Dataset listings of figures
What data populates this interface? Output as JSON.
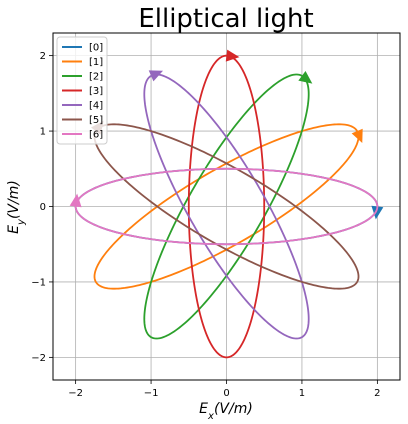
{
  "chart_data": {
    "type": "line",
    "title": "Elliptical light",
    "xlabel": "E_x(V/m)",
    "ylabel": "E_y(V/m)",
    "xlim": [
      -2.3,
      2.3
    ],
    "ylim": [
      -2.3,
      2.3
    ],
    "xticks": [
      -2,
      -1,
      0,
      1,
      2
    ],
    "yticks": [
      -2,
      -1,
      0,
      1,
      2
    ],
    "xtick_labels": [
      "−2",
      "−1",
      "0",
      "1",
      "2"
    ],
    "ytick_labels": [
      "−2",
      "−1",
      "0",
      "1",
      "2"
    ],
    "grid": true,
    "legend_position": "upper-left",
    "ellipse": {
      "semi_major": 2.0,
      "semi_minor": 0.5
    },
    "series": [
      {
        "name": "[0]",
        "color": "#1f77b4",
        "rotation_deg": 0
      },
      {
        "name": "[1]",
        "color": "#ff7f0e",
        "rotation_deg": 30
      },
      {
        "name": "[2]",
        "color": "#2ca02c",
        "rotation_deg": 60
      },
      {
        "name": "[3]",
        "color": "#d62728",
        "rotation_deg": 90
      },
      {
        "name": "[4]",
        "color": "#9467bd",
        "rotation_deg": 120
      },
      {
        "name": "[5]",
        "color": "#8c564b",
        "rotation_deg": 150
      },
      {
        "name": "[6]",
        "color": "#e377c2",
        "rotation_deg": 180
      }
    ]
  }
}
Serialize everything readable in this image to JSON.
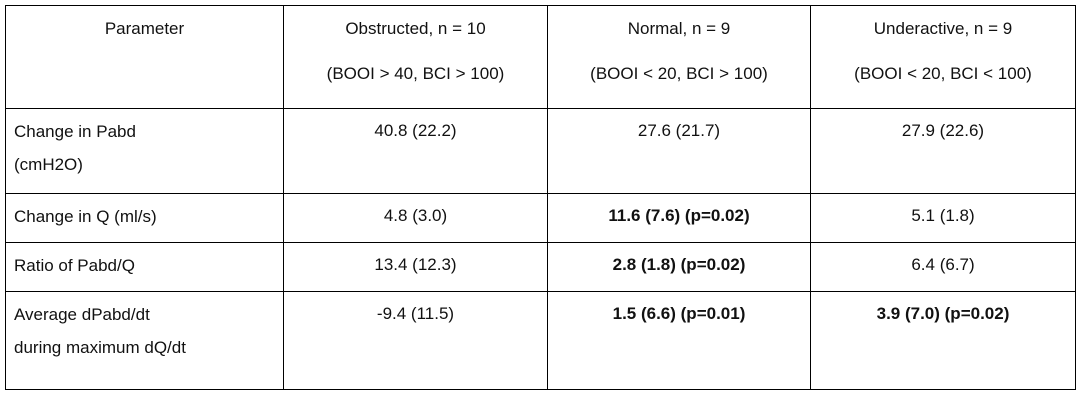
{
  "table": {
    "header": [
      [
        "Parameter"
      ],
      [
        "Obstructed, n = 10",
        "(BOOI > 40, BCI > 100)"
      ],
      [
        "Normal, n = 9",
        "(BOOI < 20, BCI > 100)"
      ],
      [
        "Underactive, n = 9",
        "(BOOI < 20, BCI < 100)"
      ]
    ],
    "rows": [
      [
        [
          "Change in Pabd",
          "(cmH2O)"
        ],
        "40.8 (22.2)",
        "27.6 (21.7)",
        "27.9 (22.6)"
      ],
      [
        [
          "Change in Q (ml/s)"
        ],
        "4.8 (3.0)",
        "11.6 (7.6) (p=0.02)",
        "5.1 (1.8)"
      ],
      [
        [
          "Ratio of Pabd/Q"
        ],
        "13.4 (12.3)",
        "2.8 (1.8) (p=0.02)",
        "6.4 (6.7)"
      ],
      [
        [
          "Average dPabd/dt",
          "during maximum dQ/dt"
        ],
        "-9.4 (11.5)",
        "1.5 (6.6) (p=0.01)",
        "3.9 (7.0) (p=0.02)"
      ]
    ]
  }
}
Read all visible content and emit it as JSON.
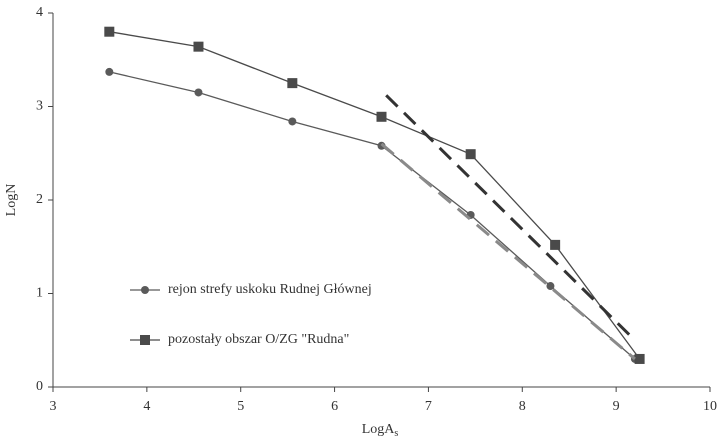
{
  "chart_data": {
    "type": "line",
    "x_label": "LogA",
    "x_label_sub": "s",
    "y_label": "LogN",
    "xlim": [
      3,
      10
    ],
    "xticks": [
      3,
      4,
      5,
      6,
      7,
      8,
      9,
      10
    ],
    "ylim": [
      0,
      4
    ],
    "yticks": [
      0,
      1,
      2,
      3,
      4
    ],
    "grid": false,
    "series": [
      {
        "name": "rejon strefy uskoku Rudnej Głównej",
        "color": "#5a5a5a",
        "marker": "circle",
        "x": [
          3.6,
          4.55,
          5.55,
          6.5,
          7.45,
          8.3,
          9.2
        ],
        "values": [
          3.37,
          3.15,
          2.84,
          2.58,
          1.84,
          1.08,
          0.3
        ]
      },
      {
        "name": "pozostały obszar O/ZG \"Rudna\"",
        "color": "#4a4a4a",
        "marker": "square",
        "x": [
          3.6,
          4.55,
          5.55,
          6.5,
          7.45,
          8.35,
          9.25
        ],
        "values": [
          3.8,
          3.64,
          3.25,
          2.89,
          2.49,
          1.52,
          0.3
        ]
      }
    ],
    "fit_lines": [
      {
        "color": "#8a8a8a",
        "x": [
          6.5,
          9.2
        ],
        "values": [
          2.6,
          0.3
        ]
      },
      {
        "color": "#333333",
        "x": [
          6.55,
          9.2
        ],
        "values": [
          3.12,
          0.5
        ]
      }
    ]
  }
}
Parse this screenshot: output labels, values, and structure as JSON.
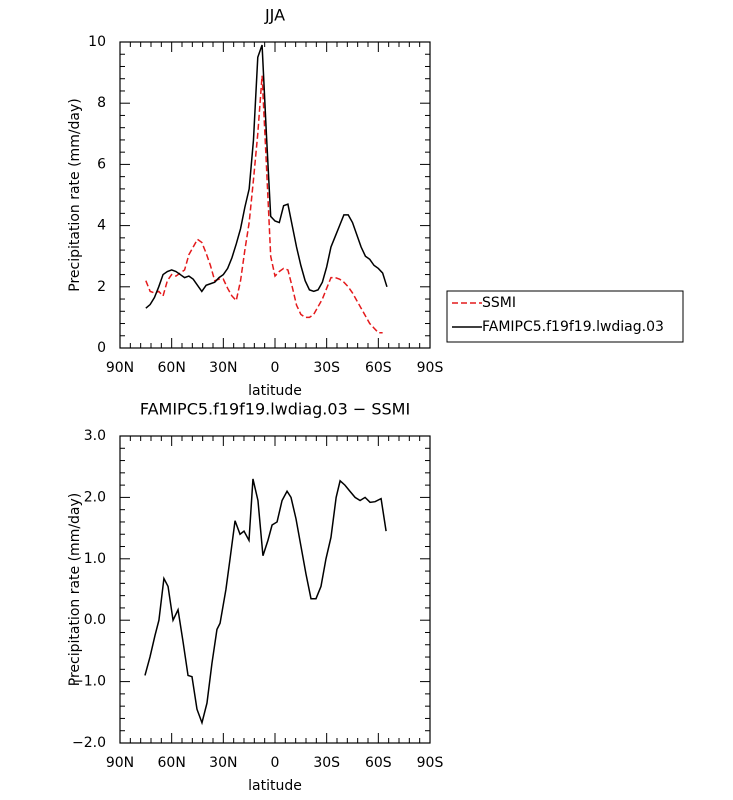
{
  "chart_data": [
    {
      "type": "line",
      "title": "JJA",
      "xlabel": "latitude",
      "ylabel": "Precipitation rate (mm/day)",
      "x": [
        75,
        72.5,
        70,
        67.5,
        65,
        62.5,
        60,
        57.5,
        55,
        52.5,
        50,
        47.5,
        45,
        42.5,
        40,
        37.5,
        35,
        32.5,
        30,
        27.5,
        25,
        22.5,
        20,
        17.5,
        15,
        12.5,
        10,
        7.5,
        5,
        2.5,
        0,
        -2.5,
        -5,
        -7.5,
        -10,
        -12.5,
        -15,
        -17.5,
        -20,
        -22.5,
        -25,
        -27.5,
        -30,
        -32.5,
        -35,
        -37.5,
        -40,
        -42.5,
        -45,
        -47.5,
        -50,
        -52.5,
        -55,
        -57.5,
        -60,
        -62.5,
        -65
      ],
      "series": [
        {
          "name": "SSMI",
          "color": "#e41a1c",
          "linestyle": "dashed",
          "values": [
            2.2,
            1.85,
            1.8,
            1.85,
            1.7,
            2.2,
            2.4,
            2.35,
            2.45,
            2.55,
            3.05,
            3.3,
            3.55,
            3.45,
            3.1,
            2.7,
            2.2,
            2.25,
            2.25,
            1.95,
            1.7,
            1.55,
            2.2,
            3.2,
            4.1,
            5.5,
            7.0,
            8.9,
            6.0,
            3.0,
            2.35,
            2.5,
            2.6,
            2.55,
            2.0,
            1.4,
            1.1,
            1.0,
            1.0,
            1.1,
            1.35,
            1.6,
            1.95,
            2.3,
            2.3,
            2.25,
            2.15,
            2.0,
            1.8,
            1.55,
            1.3,
            1.05,
            0.8,
            0.65,
            0.5,
            0.5,
            null
          ]
        },
        {
          "name": "FAMIPC5.f19f19.lwdiag.03",
          "color": "#000000",
          "linestyle": "solid",
          "values": [
            1.3,
            1.42,
            1.65,
            2.0,
            2.4,
            2.5,
            2.55,
            2.5,
            2.4,
            2.3,
            2.35,
            2.25,
            2.05,
            1.85,
            2.05,
            2.1,
            2.15,
            2.3,
            2.4,
            2.6,
            2.95,
            3.4,
            3.9,
            4.6,
            5.2,
            6.8,
            9.5,
            9.9,
            7.0,
            4.3,
            4.15,
            4.1,
            4.65,
            4.7,
            4.0,
            3.3,
            2.7,
            2.2,
            1.9,
            1.85,
            1.9,
            2.15,
            2.65,
            3.3,
            3.65,
            4.0,
            4.35,
            4.35,
            4.1,
            3.7,
            3.3,
            3.0,
            2.9,
            2.7,
            2.6,
            2.45,
            2.0
          ]
        }
      ],
      "xlim": [
        90,
        -90
      ],
      "xticks": [
        {
          "value": 90,
          "label": "90N"
        },
        {
          "value": 60,
          "label": "60N"
        },
        {
          "value": 30,
          "label": "30N"
        },
        0,
        {
          "value": -30,
          "label": "30S"
        },
        {
          "value": -60,
          "label": "60S"
        },
        {
          "value": -90,
          "label": "90S"
        }
      ],
      "ylim": [
        0,
        10
      ],
      "yticks": [
        0,
        2,
        4,
        6,
        8,
        10
      ],
      "legend": "right"
    },
    {
      "type": "line",
      "title": "FAMIPC5.f19f19.lwdiag.03 − SSMI",
      "xlabel": "latitude",
      "ylabel": "Precipitation rate (mm/day)",
      "x": [
        75.5,
        72.6,
        69.7,
        67.4,
        64.5,
        62.1,
        59.2,
        56.3,
        53.4,
        50.5,
        48.2,
        45.3,
        42.4,
        39.5,
        36.6,
        33.7,
        31.9,
        28.5,
        26.1,
        23.2,
        20.3,
        18.0,
        15.1,
        12.8,
        9.9,
        7.0,
        4.1,
        1.7,
        -1.2,
        -4.1,
        -7.0,
        -9.3,
        -12.2,
        -15.1,
        -18.0,
        -20.9,
        -23.8,
        -26.7,
        -29.6,
        -32.5,
        -35.5,
        -37.8,
        -40.6,
        -43.5,
        -46.5,
        -49.4,
        -52.3,
        -55.2,
        -58.1,
        -61.6,
        -64.5
      ],
      "values": [
        -0.9,
        -0.6,
        -0.25,
        0.0,
        0.68,
        0.55,
        0.0,
        0.17,
        -0.35,
        -0.9,
        -0.92,
        -1.45,
        -1.67,
        -1.35,
        -0.7,
        -0.15,
        -0.05,
        0.5,
        1.0,
        1.62,
        1.4,
        1.45,
        1.3,
        2.3,
        1.95,
        1.05,
        1.3,
        1.55,
        1.6,
        1.95,
        2.1,
        2.0,
        1.65,
        1.2,
        0.75,
        0.35,
        0.35,
        0.55,
        1.0,
        1.35,
        2.0,
        2.27,
        2.2,
        2.1,
        2.0,
        1.95,
        2.0,
        1.92,
        1.93,
        1.98,
        1.45
      ],
      "color": "#000000",
      "xlim": [
        90,
        -90
      ],
      "xticks": [
        {
          "value": 90,
          "label": "90N"
        },
        {
          "value": 60,
          "label": "60N"
        },
        {
          "value": 30,
          "label": "30N"
        },
        0,
        {
          "value": -30,
          "label": "30S"
        },
        {
          "value": -60,
          "label": "60S"
        },
        {
          "value": -90,
          "label": "90S"
        }
      ],
      "ylim": [
        -2,
        3
      ],
      "yticks": [
        {
          "value": -2,
          "label": "−2.0"
        },
        {
          "value": -1,
          "label": "−1.0"
        },
        {
          "value": 0,
          "label": "0.0"
        },
        {
          "value": 1,
          "label": "1.0"
        },
        {
          "value": 2,
          "label": "2.0"
        },
        {
          "value": 3,
          "label": "3.0"
        }
      ]
    }
  ]
}
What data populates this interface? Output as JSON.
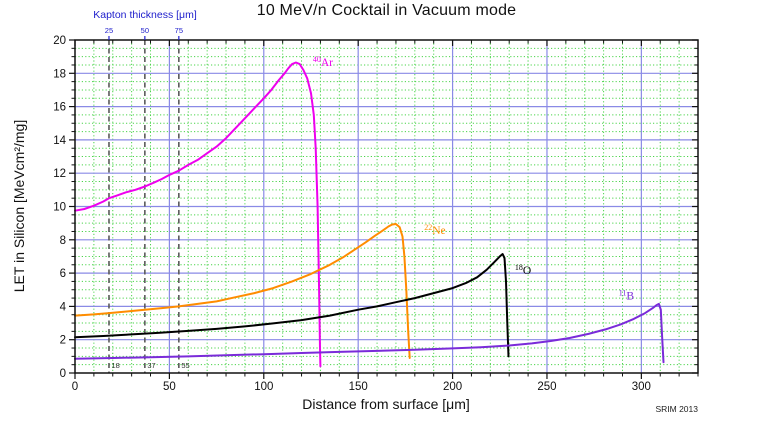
{
  "chart_data": {
    "type": "line",
    "title": "10 MeV/n Cocktail in Vacuum mode",
    "xlabel": "Distance from surface [μm]",
    "ylabel": "LET in Silicon [MeVcm²/mg]",
    "annotation": "SRIM 2013",
    "xlim": [
      0,
      330
    ],
    "ylim": [
      0,
      20
    ],
    "x_major": 50,
    "x_minor": 10,
    "y_major": 2,
    "y_minor": 0.5,
    "grid": {
      "major_color": "#8a8ae6",
      "minor_color": "#4ad44a",
      "major_on": true,
      "minor_on": true
    },
    "legend_position": "none",
    "top_axis": {
      "label": "Kapton thickness [μm]",
      "color": "#2020cc",
      "ticks": [
        {
          "label": "25",
          "x": 18
        },
        {
          "label": "50",
          "x": 37
        },
        {
          "label": "75",
          "x": 55
        }
      ]
    },
    "marker_lines": {
      "color": "#5a5a5a",
      "items": [
        {
          "x": 18,
          "label": "18"
        },
        {
          "x": 37,
          "label": "37"
        },
        {
          "x": 55,
          "label": "55"
        }
      ]
    },
    "series": [
      {
        "name": "⁴⁰Ar",
        "mass": "40",
        "symbol": "Ar",
        "color": "#ee00ee",
        "peak": {
          "x": 116,
          "let": 18.65
        },
        "label_at": [
          126,
          18.45
        ],
        "points": [
          [
            0,
            9.75
          ],
          [
            5,
            9.85
          ],
          [
            10,
            10.05
          ],
          [
            15,
            10.3
          ],
          [
            18,
            10.5
          ],
          [
            22,
            10.65
          ],
          [
            27,
            10.85
          ],
          [
            32,
            11.0
          ],
          [
            37,
            11.2
          ],
          [
            42,
            11.45
          ],
          [
            46,
            11.65
          ],
          [
            50,
            11.9
          ],
          [
            55,
            12.15
          ],
          [
            60,
            12.5
          ],
          [
            65,
            12.8
          ],
          [
            70,
            13.2
          ],
          [
            75,
            13.6
          ],
          [
            80,
            14.1
          ],
          [
            85,
            14.7
          ],
          [
            90,
            15.3
          ],
          [
            95,
            15.9
          ],
          [
            100,
            16.5
          ],
          [
            104,
            17.0
          ],
          [
            108,
            17.6
          ],
          [
            111,
            18.0
          ],
          [
            113,
            18.3
          ],
          [
            115,
            18.55
          ],
          [
            117,
            18.65
          ],
          [
            119,
            18.55
          ],
          [
            121,
            18.2
          ],
          [
            123,
            17.7
          ],
          [
            125,
            16.8
          ],
          [
            126.5,
            15.5
          ],
          [
            127.5,
            13.5
          ],
          [
            128.5,
            10.0
          ],
          [
            129.3,
            5.0
          ],
          [
            129.8,
            1.5
          ],
          [
            130,
            0.4
          ]
        ]
      },
      {
        "name": "²²Ne",
        "mass": "22",
        "symbol": "Ne",
        "color": "#ff8c00",
        "peak": {
          "x": 169,
          "let": 8.95
        },
        "label_at": [
          185,
          8.35
        ],
        "points": [
          [
            0,
            3.45
          ],
          [
            10,
            3.52
          ],
          [
            18,
            3.6
          ],
          [
            28,
            3.7
          ],
          [
            37,
            3.8
          ],
          [
            46,
            3.9
          ],
          [
            55,
            4.0
          ],
          [
            65,
            4.15
          ],
          [
            75,
            4.3
          ],
          [
            85,
            4.55
          ],
          [
            95,
            4.8
          ],
          [
            105,
            5.1
          ],
          [
            115,
            5.5
          ],
          [
            125,
            5.95
          ],
          [
            135,
            6.5
          ],
          [
            142,
            6.95
          ],
          [
            148,
            7.4
          ],
          [
            154,
            7.85
          ],
          [
            159,
            8.25
          ],
          [
            163,
            8.55
          ],
          [
            166,
            8.8
          ],
          [
            168,
            8.92
          ],
          [
            170,
            8.95
          ],
          [
            172,
            8.75
          ],
          [
            173.5,
            8.2
          ],
          [
            174.5,
            7.0
          ],
          [
            175.5,
            5.0
          ],
          [
            176.5,
            2.5
          ],
          [
            177.3,
            0.9
          ]
        ]
      },
      {
        "name": "¹⁸O",
        "mass": "18",
        "symbol": "O",
        "color": "#000000",
        "peak": {
          "x": 226,
          "let": 7.15
        },
        "label_at": [
          233,
          5.95
        ],
        "points": [
          [
            0,
            2.15
          ],
          [
            15,
            2.22
          ],
          [
            30,
            2.32
          ],
          [
            45,
            2.42
          ],
          [
            60,
            2.53
          ],
          [
            75,
            2.65
          ],
          [
            90,
            2.8
          ],
          [
            105,
            2.98
          ],
          [
            120,
            3.18
          ],
          [
            135,
            3.45
          ],
          [
            150,
            3.8
          ],
          [
            160,
            4.0
          ],
          [
            170,
            4.25
          ],
          [
            180,
            4.5
          ],
          [
            190,
            4.8
          ],
          [
            200,
            5.1
          ],
          [
            207,
            5.4
          ],
          [
            213,
            5.75
          ],
          [
            218,
            6.2
          ],
          [
            222,
            6.65
          ],
          [
            225,
            7.0
          ],
          [
            226.5,
            7.15
          ],
          [
            227.5,
            6.9
          ],
          [
            228.3,
            5.5
          ],
          [
            229,
            3.0
          ],
          [
            229.6,
            1.0
          ]
        ]
      },
      {
        "name": "¹¹B",
        "mass": "11",
        "symbol": "B",
        "color": "#7a2bd9",
        "peak": {
          "x": 309,
          "let": 4.15
        },
        "label_at": [
          288,
          4.4
        ],
        "points": [
          [
            0,
            0.85
          ],
          [
            20,
            0.9
          ],
          [
            40,
            0.95
          ],
          [
            60,
            1.0
          ],
          [
            80,
            1.07
          ],
          [
            100,
            1.13
          ],
          [
            120,
            1.2
          ],
          [
            140,
            1.27
          ],
          [
            160,
            1.33
          ],
          [
            180,
            1.4
          ],
          [
            200,
            1.48
          ],
          [
            215,
            1.55
          ],
          [
            230,
            1.65
          ],
          [
            242,
            1.78
          ],
          [
            252,
            1.92
          ],
          [
            262,
            2.1
          ],
          [
            272,
            2.35
          ],
          [
            281,
            2.62
          ],
          [
            289,
            2.92
          ],
          [
            296,
            3.25
          ],
          [
            302,
            3.6
          ],
          [
            306,
            3.9
          ],
          [
            308,
            4.08
          ],
          [
            309.3,
            4.15
          ],
          [
            310.3,
            3.8
          ],
          [
            311,
            2.2
          ],
          [
            311.7,
            0.65
          ]
        ]
      }
    ]
  }
}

> EXERCISE BRIEF:
Copy out each line of the data where the string "lwdiag" appears.

> RESPONSE TO THIS TASK:
          "name": "FAMIPC5.f19f19.lwdiag.03",
      "title": "FAMIPC5.f19f19.lwdiag.03 − SSMI",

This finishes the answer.